#### Records for this task
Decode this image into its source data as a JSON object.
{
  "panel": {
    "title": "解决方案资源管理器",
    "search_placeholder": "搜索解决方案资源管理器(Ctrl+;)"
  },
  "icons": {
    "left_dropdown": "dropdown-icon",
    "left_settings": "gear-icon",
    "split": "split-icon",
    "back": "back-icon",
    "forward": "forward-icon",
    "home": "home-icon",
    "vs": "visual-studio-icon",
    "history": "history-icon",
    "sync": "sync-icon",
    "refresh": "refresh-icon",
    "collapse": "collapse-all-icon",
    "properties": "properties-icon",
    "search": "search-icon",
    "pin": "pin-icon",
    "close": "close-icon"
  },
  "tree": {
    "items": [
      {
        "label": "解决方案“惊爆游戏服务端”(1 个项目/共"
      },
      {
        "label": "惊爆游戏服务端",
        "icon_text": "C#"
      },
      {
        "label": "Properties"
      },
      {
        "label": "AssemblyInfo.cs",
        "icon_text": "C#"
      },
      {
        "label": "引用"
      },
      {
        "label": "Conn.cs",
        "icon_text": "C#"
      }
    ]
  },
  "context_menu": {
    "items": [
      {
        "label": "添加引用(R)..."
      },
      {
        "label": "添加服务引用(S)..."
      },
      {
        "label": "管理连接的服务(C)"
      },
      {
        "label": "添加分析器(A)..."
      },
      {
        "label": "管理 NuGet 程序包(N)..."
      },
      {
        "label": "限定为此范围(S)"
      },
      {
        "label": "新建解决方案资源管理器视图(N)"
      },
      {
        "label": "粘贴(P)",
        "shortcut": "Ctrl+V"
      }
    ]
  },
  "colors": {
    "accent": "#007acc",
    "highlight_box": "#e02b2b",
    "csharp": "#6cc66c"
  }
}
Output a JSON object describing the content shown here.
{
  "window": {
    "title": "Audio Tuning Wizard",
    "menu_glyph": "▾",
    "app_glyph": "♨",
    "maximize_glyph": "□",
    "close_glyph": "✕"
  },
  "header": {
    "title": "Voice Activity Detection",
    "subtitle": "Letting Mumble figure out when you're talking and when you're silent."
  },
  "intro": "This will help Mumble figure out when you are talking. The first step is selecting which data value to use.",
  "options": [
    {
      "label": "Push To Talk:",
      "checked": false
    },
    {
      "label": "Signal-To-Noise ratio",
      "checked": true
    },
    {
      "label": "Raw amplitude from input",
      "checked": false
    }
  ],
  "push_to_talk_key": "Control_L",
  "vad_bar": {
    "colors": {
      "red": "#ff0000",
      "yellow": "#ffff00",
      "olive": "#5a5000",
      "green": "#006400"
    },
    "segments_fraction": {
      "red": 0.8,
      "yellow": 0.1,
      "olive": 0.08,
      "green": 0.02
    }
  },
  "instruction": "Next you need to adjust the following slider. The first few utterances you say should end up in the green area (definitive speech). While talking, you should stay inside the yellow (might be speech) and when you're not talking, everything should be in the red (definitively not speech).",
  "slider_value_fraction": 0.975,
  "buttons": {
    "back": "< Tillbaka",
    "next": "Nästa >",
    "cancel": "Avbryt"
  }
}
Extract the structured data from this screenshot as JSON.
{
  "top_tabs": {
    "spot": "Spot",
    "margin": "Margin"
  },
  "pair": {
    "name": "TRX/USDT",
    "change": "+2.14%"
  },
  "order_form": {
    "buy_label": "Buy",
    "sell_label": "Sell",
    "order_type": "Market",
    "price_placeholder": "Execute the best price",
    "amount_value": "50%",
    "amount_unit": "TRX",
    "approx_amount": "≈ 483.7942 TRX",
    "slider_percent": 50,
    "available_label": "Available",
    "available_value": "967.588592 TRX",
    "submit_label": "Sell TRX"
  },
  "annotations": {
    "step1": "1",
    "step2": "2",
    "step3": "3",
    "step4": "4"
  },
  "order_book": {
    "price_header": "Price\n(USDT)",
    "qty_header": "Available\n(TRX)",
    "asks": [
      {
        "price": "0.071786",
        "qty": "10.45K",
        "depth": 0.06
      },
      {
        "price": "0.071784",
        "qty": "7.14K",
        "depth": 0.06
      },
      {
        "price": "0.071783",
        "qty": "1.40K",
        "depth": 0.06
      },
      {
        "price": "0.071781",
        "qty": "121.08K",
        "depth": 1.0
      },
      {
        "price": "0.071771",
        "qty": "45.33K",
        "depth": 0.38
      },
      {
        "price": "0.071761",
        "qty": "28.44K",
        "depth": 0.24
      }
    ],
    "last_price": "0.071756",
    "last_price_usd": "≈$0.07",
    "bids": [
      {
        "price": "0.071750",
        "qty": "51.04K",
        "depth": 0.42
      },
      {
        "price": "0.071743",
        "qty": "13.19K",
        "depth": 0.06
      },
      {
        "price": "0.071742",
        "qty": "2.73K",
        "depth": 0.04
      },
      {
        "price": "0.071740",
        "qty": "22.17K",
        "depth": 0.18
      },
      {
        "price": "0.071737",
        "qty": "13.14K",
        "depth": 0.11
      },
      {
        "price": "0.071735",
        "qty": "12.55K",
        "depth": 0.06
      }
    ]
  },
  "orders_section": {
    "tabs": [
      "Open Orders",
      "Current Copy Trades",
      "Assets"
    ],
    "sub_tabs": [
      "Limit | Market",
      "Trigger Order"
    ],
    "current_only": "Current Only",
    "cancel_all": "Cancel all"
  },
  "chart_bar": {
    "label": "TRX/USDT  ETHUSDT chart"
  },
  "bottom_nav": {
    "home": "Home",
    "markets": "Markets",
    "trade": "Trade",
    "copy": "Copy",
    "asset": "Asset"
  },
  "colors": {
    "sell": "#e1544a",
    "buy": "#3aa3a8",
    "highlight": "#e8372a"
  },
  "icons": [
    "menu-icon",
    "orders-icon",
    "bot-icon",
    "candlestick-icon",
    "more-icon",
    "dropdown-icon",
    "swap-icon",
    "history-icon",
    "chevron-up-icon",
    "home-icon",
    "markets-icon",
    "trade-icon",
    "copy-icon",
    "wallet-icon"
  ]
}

#### Your instructions
From the material above, copy each line that includes the word "first".

#### Solved exercise
  "intro": "This will help Mumble figure out when you are talking. The first step is selecting which data value to use.",
  "instruction": "Next you need to adjust the following slider. The first few utterances you say should end up in the green area (definitive speech). While talking, you should stay inside the yellow (might be speech) and when you're not talking, everything should be in the red (definitively not speech).",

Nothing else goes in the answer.